- [Task description]: Beneath this task is a listing; retype all of it exactly.

- [Raw data]:
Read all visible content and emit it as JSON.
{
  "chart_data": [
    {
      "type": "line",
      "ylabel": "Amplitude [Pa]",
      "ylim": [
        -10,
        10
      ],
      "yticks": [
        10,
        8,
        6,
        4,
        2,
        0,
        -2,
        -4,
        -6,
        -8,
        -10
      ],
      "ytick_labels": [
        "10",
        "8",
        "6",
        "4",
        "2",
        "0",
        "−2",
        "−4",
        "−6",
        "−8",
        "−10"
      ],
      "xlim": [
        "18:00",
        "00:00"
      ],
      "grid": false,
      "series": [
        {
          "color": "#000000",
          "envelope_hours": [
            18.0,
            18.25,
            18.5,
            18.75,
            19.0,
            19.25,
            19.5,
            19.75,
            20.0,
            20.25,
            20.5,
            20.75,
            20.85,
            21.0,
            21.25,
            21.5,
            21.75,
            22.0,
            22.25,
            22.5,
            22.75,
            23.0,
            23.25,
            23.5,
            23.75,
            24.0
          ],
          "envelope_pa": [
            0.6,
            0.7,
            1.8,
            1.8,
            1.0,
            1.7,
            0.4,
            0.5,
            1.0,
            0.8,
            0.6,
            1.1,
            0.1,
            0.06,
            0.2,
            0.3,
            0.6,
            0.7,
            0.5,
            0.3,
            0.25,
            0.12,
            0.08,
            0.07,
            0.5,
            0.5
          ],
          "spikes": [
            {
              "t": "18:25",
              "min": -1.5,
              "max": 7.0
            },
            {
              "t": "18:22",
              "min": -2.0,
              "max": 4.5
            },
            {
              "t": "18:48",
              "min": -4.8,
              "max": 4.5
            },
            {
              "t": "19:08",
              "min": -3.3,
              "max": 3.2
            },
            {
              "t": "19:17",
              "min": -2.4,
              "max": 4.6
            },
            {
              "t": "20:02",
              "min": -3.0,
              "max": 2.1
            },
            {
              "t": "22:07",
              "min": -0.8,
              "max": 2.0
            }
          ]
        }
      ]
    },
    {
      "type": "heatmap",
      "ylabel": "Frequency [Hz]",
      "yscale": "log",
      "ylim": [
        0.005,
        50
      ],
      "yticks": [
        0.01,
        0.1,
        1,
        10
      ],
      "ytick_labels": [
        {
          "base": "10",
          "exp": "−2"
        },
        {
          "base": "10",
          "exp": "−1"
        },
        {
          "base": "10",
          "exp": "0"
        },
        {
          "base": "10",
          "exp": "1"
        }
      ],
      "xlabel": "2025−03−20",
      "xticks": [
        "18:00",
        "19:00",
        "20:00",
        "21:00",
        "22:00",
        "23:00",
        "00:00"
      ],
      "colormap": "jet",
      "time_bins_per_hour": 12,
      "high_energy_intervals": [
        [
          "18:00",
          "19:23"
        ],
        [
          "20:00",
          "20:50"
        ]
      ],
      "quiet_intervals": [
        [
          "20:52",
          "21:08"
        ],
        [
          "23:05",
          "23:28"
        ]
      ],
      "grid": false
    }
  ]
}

- [Task answer]:
Read all visible content and emit it as JSON.
{
  "chart_data": [
    {
      "type": "line",
      "ylabel": "Amplitude [Pa]",
      "ylim": [
        -10,
        10
      ],
      "yticks": [
        10,
        8,
        6,
        4,
        2,
        0,
        -2,
        -4,
        -6,
        -8,
        -10
      ],
      "ytick_labels": [
        "10",
        "8",
        "6",
        "4",
        "2",
        "0",
        "−2",
        "−4",
        "−6",
        "−8",
        "−10"
      ],
      "xlim": [
        "18:00",
        "00:00"
      ],
      "grid": false,
      "series": [
        {
          "color": "#000000",
          "envelope_hours": [
            18.0,
            18.25,
            18.5,
            18.75,
            19.0,
            19.25,
            19.5,
            19.75,
            20.0,
            20.25,
            20.5,
            20.75,
            20.85,
            21.0,
            21.25,
            21.5,
            21.75,
            22.0,
            22.25,
            22.5,
            22.75,
            23.0,
            23.25,
            23.5,
            23.75,
            24.0
          ],
          "envelope_pa": [
            0.6,
            0.7,
            1.8,
            1.8,
            1.0,
            1.7,
            0.4,
            0.5,
            1.0,
            0.8,
            0.6,
            1.1,
            0.1,
            0.06,
            0.2,
            0.3,
            0.6,
            0.7,
            0.5,
            0.3,
            0.25,
            0.12,
            0.08,
            0.07,
            0.5,
            0.5
          ],
          "spikes": [
            {
              "t": "18:25",
              "min": -1.5,
              "max": 7.0
            },
            {
              "t": "18:22",
              "min": -2.0,
              "max": 4.5
            },
            {
              "t": "18:48",
              "min": -4.8,
              "max": 4.5
            },
            {
              "t": "19:08",
              "min": -3.3,
              "max": 3.2
            },
            {
              "t": "19:17",
              "min": -2.4,
              "max": 4.6
            },
            {
              "t": "20:02",
              "min": -3.0,
              "max": 2.1
            },
            {
              "t": "22:07",
              "min": -0.8,
              "max": 2.0
            }
          ]
        }
      ]
    },
    {
      "type": "heatmap",
      "ylabel": "Frequency [Hz]",
      "yscale": "log",
      "ylim": [
        0.005,
        50
      ],
      "yticks": [
        0.01,
        0.1,
        1,
        10
      ],
      "ytick_labels": [
        {
          "base": "10",
          "exp": "−2"
        },
        {
          "base": "10",
          "exp": "−1"
        },
        {
          "base": "10",
          "exp": "0"
        },
        {
          "base": "10",
          "exp": "1"
        }
      ],
      "xlabel": "2025−03−20",
      "xticks": [
        "18:00",
        "19:00",
        "20:00",
        "21:00",
        "22:00",
        "23:00",
        "00:00"
      ],
      "colormap": "jet",
      "time_bins_per_hour": 12,
      "high_energy_intervals": [
        [
          "18:00",
          "19:23"
        ],
        [
          "20:00",
          "20:50"
        ]
      ],
      "quiet_intervals": [
        [
          "20:52",
          "21:08"
        ],
        [
          "23:05",
          "23:28"
        ]
      ],
      "grid": false
    }
  ]
}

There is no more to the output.